#### Available data ####

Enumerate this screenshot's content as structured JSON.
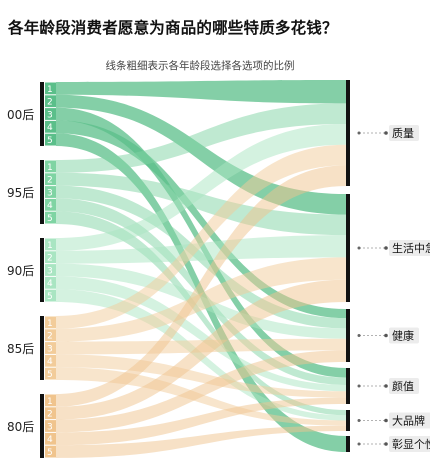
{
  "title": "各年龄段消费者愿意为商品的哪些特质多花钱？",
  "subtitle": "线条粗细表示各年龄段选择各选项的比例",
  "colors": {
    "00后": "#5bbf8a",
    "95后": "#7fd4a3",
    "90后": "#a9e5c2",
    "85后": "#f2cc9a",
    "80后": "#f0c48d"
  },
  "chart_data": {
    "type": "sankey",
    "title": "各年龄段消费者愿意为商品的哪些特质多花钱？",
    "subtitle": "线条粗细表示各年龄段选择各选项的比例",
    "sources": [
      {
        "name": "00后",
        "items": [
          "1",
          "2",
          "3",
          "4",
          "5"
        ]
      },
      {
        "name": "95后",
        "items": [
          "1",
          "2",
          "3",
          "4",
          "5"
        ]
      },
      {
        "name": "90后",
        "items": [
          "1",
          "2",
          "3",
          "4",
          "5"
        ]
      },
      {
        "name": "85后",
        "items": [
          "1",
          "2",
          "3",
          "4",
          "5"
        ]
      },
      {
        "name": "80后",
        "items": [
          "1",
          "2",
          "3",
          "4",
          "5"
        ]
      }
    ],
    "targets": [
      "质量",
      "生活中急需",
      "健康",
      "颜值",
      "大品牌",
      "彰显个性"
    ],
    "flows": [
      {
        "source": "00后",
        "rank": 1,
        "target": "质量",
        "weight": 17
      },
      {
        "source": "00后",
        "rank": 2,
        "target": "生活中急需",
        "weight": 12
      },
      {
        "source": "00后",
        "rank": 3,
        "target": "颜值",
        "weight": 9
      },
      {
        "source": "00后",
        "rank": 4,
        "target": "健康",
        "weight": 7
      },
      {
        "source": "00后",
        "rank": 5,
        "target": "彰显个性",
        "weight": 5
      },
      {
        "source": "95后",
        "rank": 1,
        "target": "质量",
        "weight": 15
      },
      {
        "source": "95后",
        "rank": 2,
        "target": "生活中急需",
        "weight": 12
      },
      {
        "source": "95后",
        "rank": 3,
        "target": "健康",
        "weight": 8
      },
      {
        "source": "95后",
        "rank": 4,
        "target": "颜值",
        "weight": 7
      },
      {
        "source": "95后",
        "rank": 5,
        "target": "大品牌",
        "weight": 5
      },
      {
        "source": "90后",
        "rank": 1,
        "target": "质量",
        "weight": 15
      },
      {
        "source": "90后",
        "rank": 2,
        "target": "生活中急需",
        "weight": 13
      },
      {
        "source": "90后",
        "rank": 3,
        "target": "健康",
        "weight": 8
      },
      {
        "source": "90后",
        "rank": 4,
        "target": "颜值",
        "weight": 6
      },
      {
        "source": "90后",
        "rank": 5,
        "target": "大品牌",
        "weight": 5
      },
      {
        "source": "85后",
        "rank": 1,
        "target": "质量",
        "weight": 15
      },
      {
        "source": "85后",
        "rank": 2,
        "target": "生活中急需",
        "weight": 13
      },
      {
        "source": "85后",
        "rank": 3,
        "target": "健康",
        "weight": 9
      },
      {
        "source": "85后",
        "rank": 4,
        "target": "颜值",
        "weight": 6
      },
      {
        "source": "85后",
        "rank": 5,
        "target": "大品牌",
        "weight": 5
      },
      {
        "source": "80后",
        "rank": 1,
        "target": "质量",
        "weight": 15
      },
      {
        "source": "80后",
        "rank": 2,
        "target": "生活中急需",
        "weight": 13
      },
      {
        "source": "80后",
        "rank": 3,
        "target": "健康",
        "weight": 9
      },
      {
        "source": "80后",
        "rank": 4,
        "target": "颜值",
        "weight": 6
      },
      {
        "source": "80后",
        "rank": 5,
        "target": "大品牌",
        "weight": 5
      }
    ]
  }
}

####
#### Available data ####

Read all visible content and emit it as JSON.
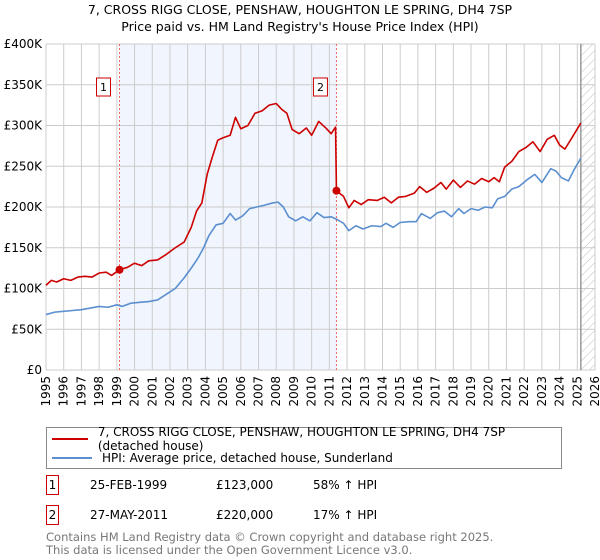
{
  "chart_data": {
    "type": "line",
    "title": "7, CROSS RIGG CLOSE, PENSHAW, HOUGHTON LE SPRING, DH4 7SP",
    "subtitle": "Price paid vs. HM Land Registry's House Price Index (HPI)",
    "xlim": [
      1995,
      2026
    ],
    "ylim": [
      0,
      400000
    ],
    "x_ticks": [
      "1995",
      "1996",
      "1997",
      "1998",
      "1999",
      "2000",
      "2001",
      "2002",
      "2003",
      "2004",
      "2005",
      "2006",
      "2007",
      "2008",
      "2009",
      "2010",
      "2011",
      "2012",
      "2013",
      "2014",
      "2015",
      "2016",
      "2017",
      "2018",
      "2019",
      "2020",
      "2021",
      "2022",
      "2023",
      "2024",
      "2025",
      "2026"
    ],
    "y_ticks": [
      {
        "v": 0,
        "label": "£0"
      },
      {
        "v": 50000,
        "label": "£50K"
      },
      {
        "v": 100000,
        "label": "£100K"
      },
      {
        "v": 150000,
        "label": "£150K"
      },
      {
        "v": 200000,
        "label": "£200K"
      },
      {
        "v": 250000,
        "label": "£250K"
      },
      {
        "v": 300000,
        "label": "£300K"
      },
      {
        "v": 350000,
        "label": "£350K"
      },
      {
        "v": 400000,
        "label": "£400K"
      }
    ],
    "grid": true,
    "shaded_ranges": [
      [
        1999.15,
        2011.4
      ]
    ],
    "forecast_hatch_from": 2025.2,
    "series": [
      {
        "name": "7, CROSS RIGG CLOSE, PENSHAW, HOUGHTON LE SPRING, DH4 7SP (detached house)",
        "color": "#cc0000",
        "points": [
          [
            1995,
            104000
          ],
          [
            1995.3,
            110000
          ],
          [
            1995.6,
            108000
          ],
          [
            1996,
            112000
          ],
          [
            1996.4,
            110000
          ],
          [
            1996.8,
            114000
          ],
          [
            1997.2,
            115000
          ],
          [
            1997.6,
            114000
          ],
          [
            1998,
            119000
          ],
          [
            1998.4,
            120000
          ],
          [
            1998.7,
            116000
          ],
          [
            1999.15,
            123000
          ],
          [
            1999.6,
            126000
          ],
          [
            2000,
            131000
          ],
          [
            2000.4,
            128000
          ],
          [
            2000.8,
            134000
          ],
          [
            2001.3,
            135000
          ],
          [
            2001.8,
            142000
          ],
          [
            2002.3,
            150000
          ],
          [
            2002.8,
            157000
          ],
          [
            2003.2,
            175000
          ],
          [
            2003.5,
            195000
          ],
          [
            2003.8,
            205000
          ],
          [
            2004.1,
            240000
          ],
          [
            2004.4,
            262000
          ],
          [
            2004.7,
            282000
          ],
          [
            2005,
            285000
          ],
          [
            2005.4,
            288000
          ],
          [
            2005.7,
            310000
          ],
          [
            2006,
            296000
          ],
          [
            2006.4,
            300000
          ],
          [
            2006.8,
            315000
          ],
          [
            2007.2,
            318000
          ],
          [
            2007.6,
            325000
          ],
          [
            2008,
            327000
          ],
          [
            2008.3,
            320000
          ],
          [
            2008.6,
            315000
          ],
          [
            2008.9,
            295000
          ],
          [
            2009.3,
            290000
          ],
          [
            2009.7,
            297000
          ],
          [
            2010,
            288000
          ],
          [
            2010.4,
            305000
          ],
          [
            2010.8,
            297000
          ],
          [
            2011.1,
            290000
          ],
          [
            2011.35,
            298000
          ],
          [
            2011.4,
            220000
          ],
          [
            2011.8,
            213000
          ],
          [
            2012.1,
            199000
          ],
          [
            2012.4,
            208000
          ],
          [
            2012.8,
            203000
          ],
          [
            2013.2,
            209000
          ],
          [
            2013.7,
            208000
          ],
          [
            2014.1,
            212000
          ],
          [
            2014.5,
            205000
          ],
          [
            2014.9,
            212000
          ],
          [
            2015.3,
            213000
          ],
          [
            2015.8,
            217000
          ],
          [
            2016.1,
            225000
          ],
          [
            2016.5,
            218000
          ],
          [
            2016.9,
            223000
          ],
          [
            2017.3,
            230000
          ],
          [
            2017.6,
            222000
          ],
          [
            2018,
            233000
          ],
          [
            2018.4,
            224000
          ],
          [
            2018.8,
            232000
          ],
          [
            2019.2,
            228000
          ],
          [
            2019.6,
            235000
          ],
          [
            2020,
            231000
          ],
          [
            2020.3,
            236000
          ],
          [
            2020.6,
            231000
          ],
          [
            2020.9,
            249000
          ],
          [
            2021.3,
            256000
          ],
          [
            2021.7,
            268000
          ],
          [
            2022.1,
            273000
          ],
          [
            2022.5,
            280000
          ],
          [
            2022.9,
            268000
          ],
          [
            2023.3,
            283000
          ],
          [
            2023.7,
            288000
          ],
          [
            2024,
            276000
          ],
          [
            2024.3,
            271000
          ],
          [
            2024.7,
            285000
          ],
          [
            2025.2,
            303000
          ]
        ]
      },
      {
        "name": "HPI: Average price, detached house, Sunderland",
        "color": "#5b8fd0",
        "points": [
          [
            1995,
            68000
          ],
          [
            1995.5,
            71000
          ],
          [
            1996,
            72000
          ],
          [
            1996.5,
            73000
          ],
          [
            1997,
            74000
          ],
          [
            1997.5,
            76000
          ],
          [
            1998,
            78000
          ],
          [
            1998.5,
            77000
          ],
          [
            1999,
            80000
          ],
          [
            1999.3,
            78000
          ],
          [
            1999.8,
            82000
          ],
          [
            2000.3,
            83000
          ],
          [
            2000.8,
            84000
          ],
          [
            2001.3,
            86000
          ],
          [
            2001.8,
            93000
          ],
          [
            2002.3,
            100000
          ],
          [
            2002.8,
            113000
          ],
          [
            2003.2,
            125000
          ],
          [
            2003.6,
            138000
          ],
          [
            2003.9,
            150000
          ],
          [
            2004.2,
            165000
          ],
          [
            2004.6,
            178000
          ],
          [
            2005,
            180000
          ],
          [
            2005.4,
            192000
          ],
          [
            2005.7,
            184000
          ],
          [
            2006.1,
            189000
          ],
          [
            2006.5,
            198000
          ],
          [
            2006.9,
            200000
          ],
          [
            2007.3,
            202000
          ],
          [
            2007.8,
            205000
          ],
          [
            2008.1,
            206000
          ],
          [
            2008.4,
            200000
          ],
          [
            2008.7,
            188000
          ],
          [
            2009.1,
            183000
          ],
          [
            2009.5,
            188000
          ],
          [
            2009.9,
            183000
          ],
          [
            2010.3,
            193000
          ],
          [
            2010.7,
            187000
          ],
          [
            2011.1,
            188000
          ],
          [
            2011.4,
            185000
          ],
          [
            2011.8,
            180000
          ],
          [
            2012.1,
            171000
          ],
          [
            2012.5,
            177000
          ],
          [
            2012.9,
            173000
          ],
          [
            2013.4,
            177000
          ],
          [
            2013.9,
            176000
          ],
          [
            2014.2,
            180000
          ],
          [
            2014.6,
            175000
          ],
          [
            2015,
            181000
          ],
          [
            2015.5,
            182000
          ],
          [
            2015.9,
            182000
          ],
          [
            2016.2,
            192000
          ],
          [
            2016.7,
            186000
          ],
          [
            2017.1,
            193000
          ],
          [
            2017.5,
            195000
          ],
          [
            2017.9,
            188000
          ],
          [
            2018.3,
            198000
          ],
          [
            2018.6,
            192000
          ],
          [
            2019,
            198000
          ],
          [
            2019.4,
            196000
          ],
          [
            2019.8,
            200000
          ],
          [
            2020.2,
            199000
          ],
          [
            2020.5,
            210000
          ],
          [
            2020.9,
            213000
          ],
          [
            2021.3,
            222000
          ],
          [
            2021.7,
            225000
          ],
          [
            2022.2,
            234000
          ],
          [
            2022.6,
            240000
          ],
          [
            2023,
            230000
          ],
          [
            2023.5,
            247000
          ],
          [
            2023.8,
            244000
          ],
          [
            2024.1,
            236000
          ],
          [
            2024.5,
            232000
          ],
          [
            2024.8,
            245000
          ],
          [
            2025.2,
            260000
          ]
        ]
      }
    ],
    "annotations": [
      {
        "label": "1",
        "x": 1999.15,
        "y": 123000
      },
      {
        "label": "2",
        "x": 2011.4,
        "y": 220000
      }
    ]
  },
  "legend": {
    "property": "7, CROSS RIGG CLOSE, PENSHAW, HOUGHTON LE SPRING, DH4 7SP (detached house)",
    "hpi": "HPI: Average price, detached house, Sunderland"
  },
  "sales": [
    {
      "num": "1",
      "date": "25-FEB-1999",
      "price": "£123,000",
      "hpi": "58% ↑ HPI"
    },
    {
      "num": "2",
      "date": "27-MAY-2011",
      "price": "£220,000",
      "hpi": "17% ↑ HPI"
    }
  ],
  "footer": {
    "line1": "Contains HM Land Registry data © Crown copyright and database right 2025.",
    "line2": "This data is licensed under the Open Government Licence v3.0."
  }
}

####

The problem: Identify all lines where the word "PENSHAW" shows up. Copy them.

Response below:
    "title": "7, CROSS RIGG CLOSE, PENSHAW, HOUGHTON LE SPRING, DH4 7SP",
        "name": "7, CROSS RIGG CLOSE, PENSHAW, HOUGHTON LE SPRING, DH4 7SP (detached house)",
    "property": "7, CROSS RIGG CLOSE, PENSHAW, HOUGHTON LE SPRING, DH4 7SP (detached house)",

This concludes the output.